### Records excerpted from a collection
--------------------
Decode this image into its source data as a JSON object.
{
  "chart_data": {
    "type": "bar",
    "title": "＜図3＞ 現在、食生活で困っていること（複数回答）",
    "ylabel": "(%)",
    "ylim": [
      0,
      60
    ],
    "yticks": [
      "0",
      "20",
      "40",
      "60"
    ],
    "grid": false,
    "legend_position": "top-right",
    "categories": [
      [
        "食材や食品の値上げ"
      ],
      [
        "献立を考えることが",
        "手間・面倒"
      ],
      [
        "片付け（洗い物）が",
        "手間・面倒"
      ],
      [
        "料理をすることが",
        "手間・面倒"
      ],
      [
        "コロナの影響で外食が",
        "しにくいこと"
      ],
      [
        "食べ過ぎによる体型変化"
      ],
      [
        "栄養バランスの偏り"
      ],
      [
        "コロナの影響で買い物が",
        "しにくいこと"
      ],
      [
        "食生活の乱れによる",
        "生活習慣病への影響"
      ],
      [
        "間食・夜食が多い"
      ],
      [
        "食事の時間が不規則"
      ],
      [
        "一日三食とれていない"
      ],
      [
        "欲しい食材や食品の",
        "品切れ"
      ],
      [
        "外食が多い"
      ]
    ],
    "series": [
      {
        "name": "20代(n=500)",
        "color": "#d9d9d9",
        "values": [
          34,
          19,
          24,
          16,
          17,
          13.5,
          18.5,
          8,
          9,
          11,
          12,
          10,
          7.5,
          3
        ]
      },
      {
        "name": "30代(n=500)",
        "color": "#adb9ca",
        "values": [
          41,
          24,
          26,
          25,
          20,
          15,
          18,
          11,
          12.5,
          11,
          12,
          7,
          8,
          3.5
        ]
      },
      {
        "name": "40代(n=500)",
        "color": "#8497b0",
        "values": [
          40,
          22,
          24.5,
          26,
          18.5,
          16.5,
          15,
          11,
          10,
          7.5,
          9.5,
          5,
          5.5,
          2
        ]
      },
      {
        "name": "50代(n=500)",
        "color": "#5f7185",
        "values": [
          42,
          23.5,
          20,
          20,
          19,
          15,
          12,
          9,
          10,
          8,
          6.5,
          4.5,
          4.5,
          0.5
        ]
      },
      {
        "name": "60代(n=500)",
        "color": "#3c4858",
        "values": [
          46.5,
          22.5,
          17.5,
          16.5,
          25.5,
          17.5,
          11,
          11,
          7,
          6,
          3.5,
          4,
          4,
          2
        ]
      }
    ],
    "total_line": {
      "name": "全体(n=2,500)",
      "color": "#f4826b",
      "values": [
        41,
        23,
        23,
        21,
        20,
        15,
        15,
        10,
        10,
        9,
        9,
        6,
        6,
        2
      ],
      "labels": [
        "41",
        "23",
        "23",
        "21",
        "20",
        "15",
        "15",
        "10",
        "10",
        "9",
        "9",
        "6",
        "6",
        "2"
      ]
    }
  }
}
--------------------
### What is asked
The word "color" appears in how many lines of the data? Answer with only the number.

### Result of this task
6